* BEGIN Records for the exercise *

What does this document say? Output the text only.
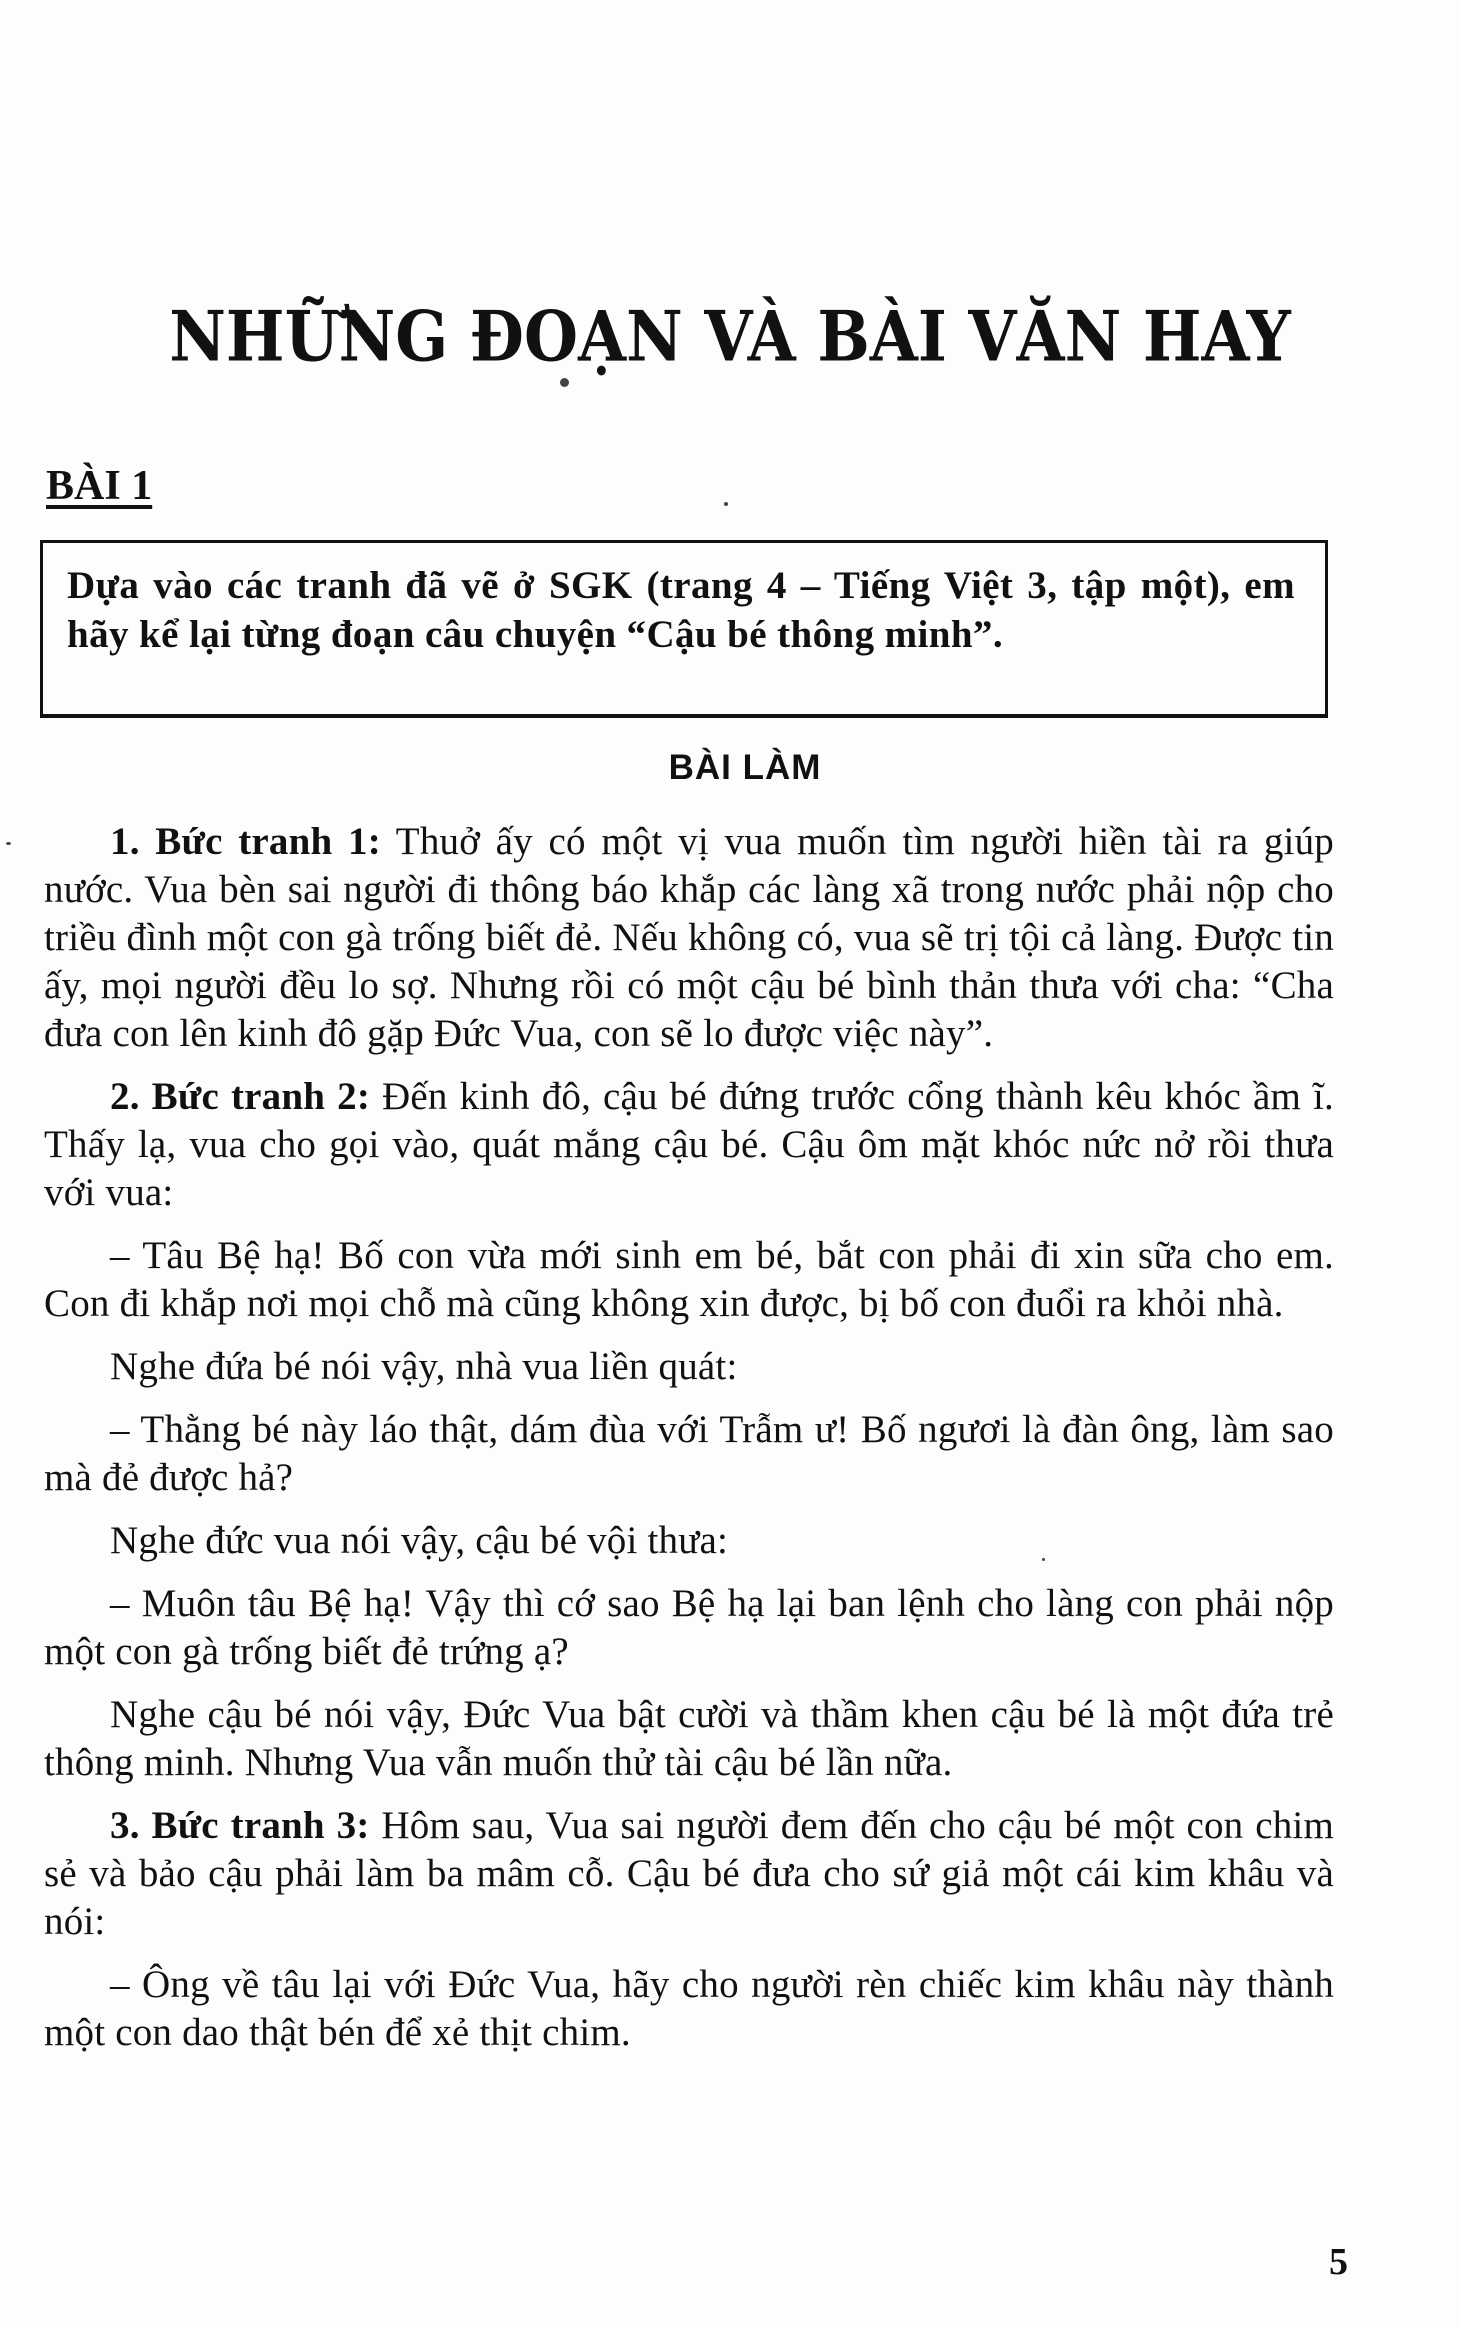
NHỮNG ĐOẠN VÀ BÀI VĂN HAY
BÀI 1
Dựa vào các tranh đã vẽ ở SGK (trang 4 – Tiếng Việt 3, tập một), em hãy kể lại từng đoạn câu chuyện “Cậu bé thông minh”.
BÀI LÀM

1. Bức tranh 1: Thuở ấy có một vị vua muốn tìm người hiền tài ra giúp nước. Vua bèn sai người đi thông báo khắp các làng xã trong nước phải nộp cho triều đình một con gà trống biết đẻ. Nếu không có, vua sẽ trị tội cả làng. Được tin ấy, mọi người đều lo sợ. Nhưng rồi có một cậu bé bình thản thưa với cha: “Cha đưa con lên kinh đô gặp Đức Vua, con sẽ lo được việc này”.

2. Bức tranh 2: Đến kinh đô, cậu bé đứng trước cổng thành kêu khóc ầm ĩ. Thấy lạ, vua cho gọi vào, quát mắng cậu bé. Cậu ôm mặt khóc nức nở rồi thưa với vua:

– Tâu Bệ hạ! Bố con vừa mới sinh em bé, bắt con phải đi xin sữa cho em. Con đi khắp nơi mọi chỗ mà cũng không xin được, bị bố con đuổi ra khỏi nhà.

Nghe đứa bé nói vậy, nhà vua liền quát:

– Thằng bé này láo thật, dám đùa với Trẫm ư! Bố ngươi là đàn ông, làm sao mà đẻ được hả?

Nghe đức vua nói vậy, cậu bé vội thưa:

– Muôn tâu Bệ hạ! Vậy thì cớ sao Bệ hạ lại ban lệnh cho làng con phải nộp một con gà trống biết đẻ trứng ạ?

Nghe cậu bé nói vậy, Đức Vua bật cười và thầm khen cậu bé là một đứa trẻ thông minh. Nhưng Vua vẫn muốn thử tài cậu bé lần nữa.

3. Bức tranh 3: Hôm sau, Vua sai người đem đến cho cậu bé một con chim sẻ và bảo cậu phải làm ba mâm cỗ. Cậu bé đưa cho sứ giả một cái kim khâu và nói:

– Ông về tâu lại với Đức Vua, hãy cho người rèn chiếc kim khâu này thành một con dao thật bén để xẻ thịt chim.

5
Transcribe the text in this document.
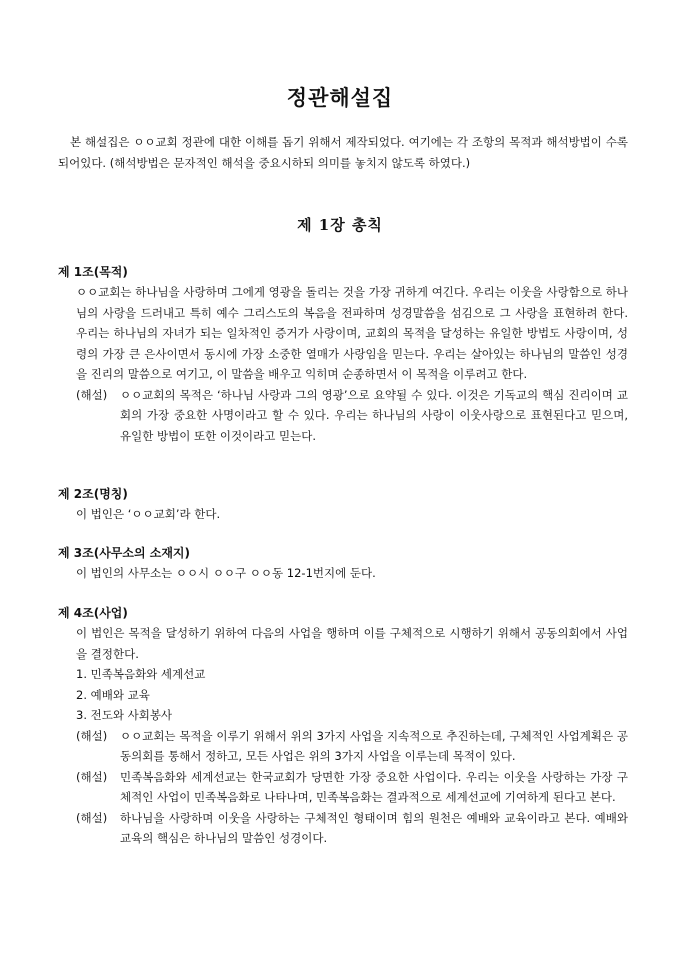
정관해설집
본 해설집은 ㅇㅇ교회 정관에 대한 이해를 돕기 위해서 제작되었다. 여기에는 각 조항의 목적과 해석방법이 수록되어있다. (해석방법은 문자적인 해석을 중요시하되 의미를 놓치지 않도록 하였다.)
제 1장 총칙
제 1조(목적)
ㅇㅇ교회는 하나님을 사랑하며 그에게 영광을 돌리는 것을 가장 귀하게 여긴다. 우리는 이웃을 사랑함으로 하나님의 사랑을 드러내고 특히 예수 그리스도의 복음을 전파하며 성경말씀을 섬김으로 그 사랑을 표현하려 한다. 우리는 하나님의 자녀가 되는 일차적인 증거가 사랑이며, 교회의 목적을 달성하는 유일한 방법도 사랑이며, 성령의 가장 큰 은사이면서 동시에 가장 소중한 열매가 사랑임을 믿는다. 우리는 살아있는 하나님의 말씀인 성경을 진리의 말씀으로 여기고, 이 말씀을 배우고 익히며 순종하면서 이 목적을 이루려고 한다.
(해설)	ㅇㅇ교회의 목적은 ‘하나님 사랑과 그의 영광’으로 요약될 수 있다. 이것은 기독교의 핵심 진리이며 교회의 가장 중요한 사명이라고 할 수 있다. 우리는 하나님의 사랑이 이웃사랑으로 표현된다고 믿으며, 유일한 방법이 또한 이것이라고 믿는다.
제 2조(명칭)
이 법인은 ‘ㅇㅇ교회’라 한다.
제 3조(사무소의 소재지)
이 법인의 사무소는 ㅇㅇ시 ㅇㅇ구 ㅇㅇ동 12-1번지에 둔다.
제 4조(사업)
이 법인은 목적을 달성하기 위하여 다음의 사업을 행하며 이를 구체적으로 시행하기 위해서 공동의회에서 사업을 결정한다.
1. 민족복음화와 세계선교
2. 예배와 교육
3. 전도와 사회봉사
(해설)	ㅇㅇ교회는 목적을 이루기 위해서 위의 3가지 사업을 지속적으로 추진하는데, 구체적인 사업계획은 공동의회를 통해서 정하고, 모든 사업은 위의 3가지 사업을 이루는데 목적이 있다.
(해설)	민족복음화와 세계선교는 한국교회가 당면한 가장 중요한 사업이다. 우리는 이웃을 사랑하는 가장 구체적인 사업이 민족복음화로 나타나며, 민족복음화는 결과적으로 세계선교에 기여하게 된다고 본다.
(해설)	하나님을 사랑하며 이웃을 사랑하는 구체적인 형태이며 힘의 원천은 예배와 교육이라고 본다. 예배와 교육의 핵심은 하나님의 말씀인 성경이다.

* END Records for the exercise *

Work to complete:
Extract only the lines from the line containing "Transcribe the text in this document." through the final line of the records; keep both ends and drop every picture.

Reply to the task:
Transcribe the text in this document.
정관해설집
본 해설집은 ㅇㅇ교회 정관에 대한 이해를 돕기 위해서 제작되었다. 여기에는 각 조항의 목적과 해석방법이 수록되어있다. (해석방법은 문자적인 해석을 중요시하되 의미를 놓치지 않도록 하였다.)
제 1장 총칙
제 1조(목적)
ㅇㅇ교회는 하나님을 사랑하며 그에게 영광을 돌리는 것을 가장 귀하게 여긴다. 우리는 이웃을 사랑함으로 하나님의 사랑을 드러내고 특히 예수 그리스도의 복음을 전파하며 성경말씀을 섬김으로 그 사랑을 표현하려 한다. 우리는 하나님의 자녀가 되는 일차적인 증거가 사랑이며, 교회의 목적을 달성하는 유일한 방법도 사랑이며, 성령의 가장 큰 은사이면서 동시에 가장 소중한 열매가 사랑임을 믿는다. 우리는 살아있는 하나님의 말씀인 성경을 진리의 말씀으로 여기고, 이 말씀을 배우고 익히며 순종하면서 이 목적을 이루려고 한다.
(해설)	ㅇㅇ교회의 목적은 ‘하나님 사랑과 그의 영광’으로 요약될 수 있다. 이것은 기독교의 핵심 진리이며 교회의 가장 중요한 사명이라고 할 수 있다. 우리는 하나님의 사랑이 이웃사랑으로 표현된다고 믿으며, 유일한 방법이 또한 이것이라고 믿는다.
제 2조(명칭)
이 법인은 ‘ㅇㅇ교회’라 한다.
제 3조(사무소의 소재지)
이 법인의 사무소는 ㅇㅇ시 ㅇㅇ구 ㅇㅇ동 12-1번지에 둔다.
제 4조(사업)
이 법인은 목적을 달성하기 위하여 다음의 사업을 행하며 이를 구체적으로 시행하기 위해서 공동의회에서 사업을 결정한다.
1. 민족복음화와 세계선교
2. 예배와 교육
3. 전도와 사회봉사
(해설)	ㅇㅇ교회는 목적을 이루기 위해서 위의 3가지 사업을 지속적으로 추진하는데, 구체적인 사업계획은 공동의회를 통해서 정하고, 모든 사업은 위의 3가지 사업을 이루는데 목적이 있다.
(해설)	민족복음화와 세계선교는 한국교회가 당면한 가장 중요한 사업이다. 우리는 이웃을 사랑하는 가장 구체적인 사업이 민족복음화로 나타나며, 민족복음화는 결과적으로 세계선교에 기여하게 된다고 본다.
(해설)	하나님을 사랑하며 이웃을 사랑하는 구체적인 형태이며 힘의 원천은 예배와 교육이라고 본다. 예배와 교육의 핵심은 하나님의 말씀인 성경이다.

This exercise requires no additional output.